***** Material shown

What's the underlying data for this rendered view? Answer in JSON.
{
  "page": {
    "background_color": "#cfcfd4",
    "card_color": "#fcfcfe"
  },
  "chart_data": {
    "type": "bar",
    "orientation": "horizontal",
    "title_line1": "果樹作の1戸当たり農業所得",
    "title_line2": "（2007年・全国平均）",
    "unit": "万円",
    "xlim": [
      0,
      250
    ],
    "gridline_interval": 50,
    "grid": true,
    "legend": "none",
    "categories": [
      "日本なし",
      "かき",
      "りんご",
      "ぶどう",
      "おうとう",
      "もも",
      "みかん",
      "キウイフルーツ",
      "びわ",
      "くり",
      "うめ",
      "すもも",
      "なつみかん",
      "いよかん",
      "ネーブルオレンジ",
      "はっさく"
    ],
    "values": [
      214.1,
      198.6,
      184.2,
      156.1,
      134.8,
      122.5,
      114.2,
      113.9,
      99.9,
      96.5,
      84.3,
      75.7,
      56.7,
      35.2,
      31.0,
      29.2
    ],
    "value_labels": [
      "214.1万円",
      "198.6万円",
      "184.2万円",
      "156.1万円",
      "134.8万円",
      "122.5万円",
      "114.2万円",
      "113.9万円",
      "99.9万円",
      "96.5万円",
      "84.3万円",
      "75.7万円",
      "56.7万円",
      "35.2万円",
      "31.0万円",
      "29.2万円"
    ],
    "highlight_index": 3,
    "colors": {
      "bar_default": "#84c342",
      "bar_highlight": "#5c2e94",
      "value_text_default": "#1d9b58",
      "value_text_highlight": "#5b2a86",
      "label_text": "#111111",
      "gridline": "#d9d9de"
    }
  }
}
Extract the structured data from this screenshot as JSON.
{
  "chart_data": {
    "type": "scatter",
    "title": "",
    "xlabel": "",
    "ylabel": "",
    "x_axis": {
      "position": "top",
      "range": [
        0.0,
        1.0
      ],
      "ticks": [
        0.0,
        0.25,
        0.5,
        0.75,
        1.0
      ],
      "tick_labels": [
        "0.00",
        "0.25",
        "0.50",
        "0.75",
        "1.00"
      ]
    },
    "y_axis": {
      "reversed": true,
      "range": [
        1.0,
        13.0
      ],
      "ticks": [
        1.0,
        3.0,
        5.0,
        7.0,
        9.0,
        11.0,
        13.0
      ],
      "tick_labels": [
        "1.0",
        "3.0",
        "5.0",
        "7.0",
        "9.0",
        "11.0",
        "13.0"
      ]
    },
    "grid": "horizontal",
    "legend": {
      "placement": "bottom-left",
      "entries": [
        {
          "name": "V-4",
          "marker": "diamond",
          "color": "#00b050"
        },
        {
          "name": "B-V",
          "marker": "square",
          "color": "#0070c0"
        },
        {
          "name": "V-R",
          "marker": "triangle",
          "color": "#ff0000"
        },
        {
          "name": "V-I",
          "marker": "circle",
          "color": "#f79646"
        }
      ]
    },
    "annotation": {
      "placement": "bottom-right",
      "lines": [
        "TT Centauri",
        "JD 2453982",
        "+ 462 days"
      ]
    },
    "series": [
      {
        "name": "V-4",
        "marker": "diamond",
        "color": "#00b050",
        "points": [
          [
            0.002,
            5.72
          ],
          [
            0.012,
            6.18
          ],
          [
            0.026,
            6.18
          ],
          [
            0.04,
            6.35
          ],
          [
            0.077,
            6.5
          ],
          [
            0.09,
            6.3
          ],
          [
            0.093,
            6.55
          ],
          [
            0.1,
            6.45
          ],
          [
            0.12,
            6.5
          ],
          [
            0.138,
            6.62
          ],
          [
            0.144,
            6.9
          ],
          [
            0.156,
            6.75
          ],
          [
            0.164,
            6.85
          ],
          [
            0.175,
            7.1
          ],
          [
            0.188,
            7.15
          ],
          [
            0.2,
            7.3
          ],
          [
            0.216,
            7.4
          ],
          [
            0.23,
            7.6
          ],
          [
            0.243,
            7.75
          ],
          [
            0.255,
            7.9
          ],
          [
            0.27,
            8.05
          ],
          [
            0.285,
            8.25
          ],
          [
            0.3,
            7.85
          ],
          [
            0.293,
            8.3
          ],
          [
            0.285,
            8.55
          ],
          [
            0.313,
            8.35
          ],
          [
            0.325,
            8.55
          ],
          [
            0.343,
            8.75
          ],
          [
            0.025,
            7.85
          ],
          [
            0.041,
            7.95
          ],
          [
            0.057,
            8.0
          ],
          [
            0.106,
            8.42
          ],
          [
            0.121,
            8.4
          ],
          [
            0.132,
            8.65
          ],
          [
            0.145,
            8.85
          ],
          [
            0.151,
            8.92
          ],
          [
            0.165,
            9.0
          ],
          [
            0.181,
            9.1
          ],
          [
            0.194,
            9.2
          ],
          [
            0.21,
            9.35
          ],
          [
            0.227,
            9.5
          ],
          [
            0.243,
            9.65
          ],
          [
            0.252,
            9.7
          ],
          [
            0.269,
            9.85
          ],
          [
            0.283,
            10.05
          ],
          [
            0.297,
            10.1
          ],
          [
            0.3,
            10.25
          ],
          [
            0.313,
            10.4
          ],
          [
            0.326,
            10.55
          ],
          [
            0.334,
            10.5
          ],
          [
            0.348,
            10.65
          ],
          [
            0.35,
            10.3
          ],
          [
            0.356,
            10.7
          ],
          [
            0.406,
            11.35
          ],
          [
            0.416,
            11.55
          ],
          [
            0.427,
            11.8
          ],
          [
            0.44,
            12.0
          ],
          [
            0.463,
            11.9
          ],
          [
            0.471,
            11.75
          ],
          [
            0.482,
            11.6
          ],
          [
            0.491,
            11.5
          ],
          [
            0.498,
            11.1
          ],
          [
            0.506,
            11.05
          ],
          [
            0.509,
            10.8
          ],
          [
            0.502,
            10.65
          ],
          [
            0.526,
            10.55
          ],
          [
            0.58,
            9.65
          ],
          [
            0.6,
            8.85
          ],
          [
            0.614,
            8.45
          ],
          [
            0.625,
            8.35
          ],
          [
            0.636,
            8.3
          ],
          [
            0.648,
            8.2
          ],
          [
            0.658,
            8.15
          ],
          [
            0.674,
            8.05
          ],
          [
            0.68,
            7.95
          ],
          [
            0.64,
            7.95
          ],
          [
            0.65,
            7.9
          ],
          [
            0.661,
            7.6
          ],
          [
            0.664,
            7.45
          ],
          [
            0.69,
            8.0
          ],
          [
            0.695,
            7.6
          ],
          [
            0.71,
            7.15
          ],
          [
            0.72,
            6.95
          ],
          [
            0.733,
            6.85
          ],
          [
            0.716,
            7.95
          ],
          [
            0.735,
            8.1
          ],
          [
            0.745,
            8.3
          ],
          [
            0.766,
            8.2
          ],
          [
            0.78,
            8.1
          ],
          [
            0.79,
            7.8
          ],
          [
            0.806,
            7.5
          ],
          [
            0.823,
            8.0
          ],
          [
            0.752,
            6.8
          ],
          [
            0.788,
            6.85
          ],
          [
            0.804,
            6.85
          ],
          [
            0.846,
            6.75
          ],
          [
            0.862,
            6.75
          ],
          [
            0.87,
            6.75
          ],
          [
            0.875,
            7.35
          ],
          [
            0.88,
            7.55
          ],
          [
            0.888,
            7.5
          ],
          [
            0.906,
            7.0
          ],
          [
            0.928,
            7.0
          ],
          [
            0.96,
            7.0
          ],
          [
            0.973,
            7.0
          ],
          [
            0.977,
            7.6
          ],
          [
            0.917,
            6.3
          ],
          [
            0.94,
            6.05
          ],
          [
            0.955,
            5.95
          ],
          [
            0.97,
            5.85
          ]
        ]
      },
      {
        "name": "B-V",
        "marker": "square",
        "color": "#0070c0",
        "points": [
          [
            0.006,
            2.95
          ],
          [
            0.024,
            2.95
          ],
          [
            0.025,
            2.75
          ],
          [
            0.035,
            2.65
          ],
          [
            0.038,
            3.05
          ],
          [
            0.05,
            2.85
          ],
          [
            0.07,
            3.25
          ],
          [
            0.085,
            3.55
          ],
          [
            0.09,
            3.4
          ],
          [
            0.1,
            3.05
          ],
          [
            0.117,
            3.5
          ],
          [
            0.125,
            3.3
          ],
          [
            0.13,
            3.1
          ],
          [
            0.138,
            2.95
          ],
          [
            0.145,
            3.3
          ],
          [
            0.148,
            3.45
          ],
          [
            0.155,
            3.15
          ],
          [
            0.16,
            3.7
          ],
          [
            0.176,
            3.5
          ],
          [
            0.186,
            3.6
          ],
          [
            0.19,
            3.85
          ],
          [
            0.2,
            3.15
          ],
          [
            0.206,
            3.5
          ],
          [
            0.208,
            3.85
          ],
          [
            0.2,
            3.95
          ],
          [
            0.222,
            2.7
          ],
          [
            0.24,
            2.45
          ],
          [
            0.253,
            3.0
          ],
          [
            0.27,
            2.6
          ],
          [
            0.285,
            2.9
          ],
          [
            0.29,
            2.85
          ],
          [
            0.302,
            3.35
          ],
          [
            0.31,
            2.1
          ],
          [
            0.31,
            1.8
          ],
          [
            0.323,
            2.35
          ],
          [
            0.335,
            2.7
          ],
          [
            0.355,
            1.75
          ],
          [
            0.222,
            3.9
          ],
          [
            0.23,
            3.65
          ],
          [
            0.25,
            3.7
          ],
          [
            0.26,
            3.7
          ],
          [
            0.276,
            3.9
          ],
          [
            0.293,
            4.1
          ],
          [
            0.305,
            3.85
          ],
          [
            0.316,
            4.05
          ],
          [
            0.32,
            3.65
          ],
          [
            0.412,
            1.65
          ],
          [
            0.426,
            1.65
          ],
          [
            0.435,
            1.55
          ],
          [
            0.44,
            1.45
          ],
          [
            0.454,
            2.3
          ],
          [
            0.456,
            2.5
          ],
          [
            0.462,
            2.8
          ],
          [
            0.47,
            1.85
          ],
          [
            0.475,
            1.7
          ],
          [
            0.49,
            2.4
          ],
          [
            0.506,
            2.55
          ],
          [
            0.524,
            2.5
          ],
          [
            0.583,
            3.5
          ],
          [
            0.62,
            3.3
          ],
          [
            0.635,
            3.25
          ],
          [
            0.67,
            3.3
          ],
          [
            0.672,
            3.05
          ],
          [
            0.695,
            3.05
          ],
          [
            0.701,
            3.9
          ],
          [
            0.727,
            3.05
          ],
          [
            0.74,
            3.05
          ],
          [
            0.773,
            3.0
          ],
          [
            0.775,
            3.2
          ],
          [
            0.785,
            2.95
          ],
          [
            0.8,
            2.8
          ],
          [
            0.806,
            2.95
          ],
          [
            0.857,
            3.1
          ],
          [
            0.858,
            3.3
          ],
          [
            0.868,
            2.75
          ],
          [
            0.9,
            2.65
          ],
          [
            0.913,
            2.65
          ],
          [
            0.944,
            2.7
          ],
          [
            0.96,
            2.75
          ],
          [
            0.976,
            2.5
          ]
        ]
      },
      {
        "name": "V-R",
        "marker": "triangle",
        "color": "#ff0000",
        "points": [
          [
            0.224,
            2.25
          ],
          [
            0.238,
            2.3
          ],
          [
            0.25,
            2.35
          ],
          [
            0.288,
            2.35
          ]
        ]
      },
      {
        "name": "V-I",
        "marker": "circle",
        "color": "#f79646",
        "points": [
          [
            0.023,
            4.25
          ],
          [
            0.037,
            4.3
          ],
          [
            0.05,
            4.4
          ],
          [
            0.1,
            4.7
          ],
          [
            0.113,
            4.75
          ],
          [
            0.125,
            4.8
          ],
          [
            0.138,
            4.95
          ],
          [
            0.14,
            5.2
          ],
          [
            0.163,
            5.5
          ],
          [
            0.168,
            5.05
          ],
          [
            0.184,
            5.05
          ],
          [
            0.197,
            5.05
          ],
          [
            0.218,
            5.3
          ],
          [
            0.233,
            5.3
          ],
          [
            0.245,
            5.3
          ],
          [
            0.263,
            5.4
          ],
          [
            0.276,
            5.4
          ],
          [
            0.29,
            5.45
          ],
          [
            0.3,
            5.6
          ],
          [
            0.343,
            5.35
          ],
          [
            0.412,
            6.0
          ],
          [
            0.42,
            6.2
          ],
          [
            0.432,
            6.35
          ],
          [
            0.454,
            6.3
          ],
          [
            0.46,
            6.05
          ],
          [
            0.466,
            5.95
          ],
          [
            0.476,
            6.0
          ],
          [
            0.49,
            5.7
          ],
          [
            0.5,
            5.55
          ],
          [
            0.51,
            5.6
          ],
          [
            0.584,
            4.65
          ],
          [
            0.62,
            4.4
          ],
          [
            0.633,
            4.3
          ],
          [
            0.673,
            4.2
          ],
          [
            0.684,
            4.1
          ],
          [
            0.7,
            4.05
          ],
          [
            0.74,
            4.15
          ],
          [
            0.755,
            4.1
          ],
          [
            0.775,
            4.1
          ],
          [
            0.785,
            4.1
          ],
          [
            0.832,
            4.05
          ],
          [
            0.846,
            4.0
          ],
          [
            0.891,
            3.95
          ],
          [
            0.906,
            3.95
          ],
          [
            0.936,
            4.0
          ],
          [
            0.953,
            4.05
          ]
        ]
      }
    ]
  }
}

**********

> [Exercise aim]: Extract from the material all lines containing the string "this".

> [Response]:
What's the underlying data for this rendered view? Answer in JSON.
Extract the structured data from this screenshot as JSON.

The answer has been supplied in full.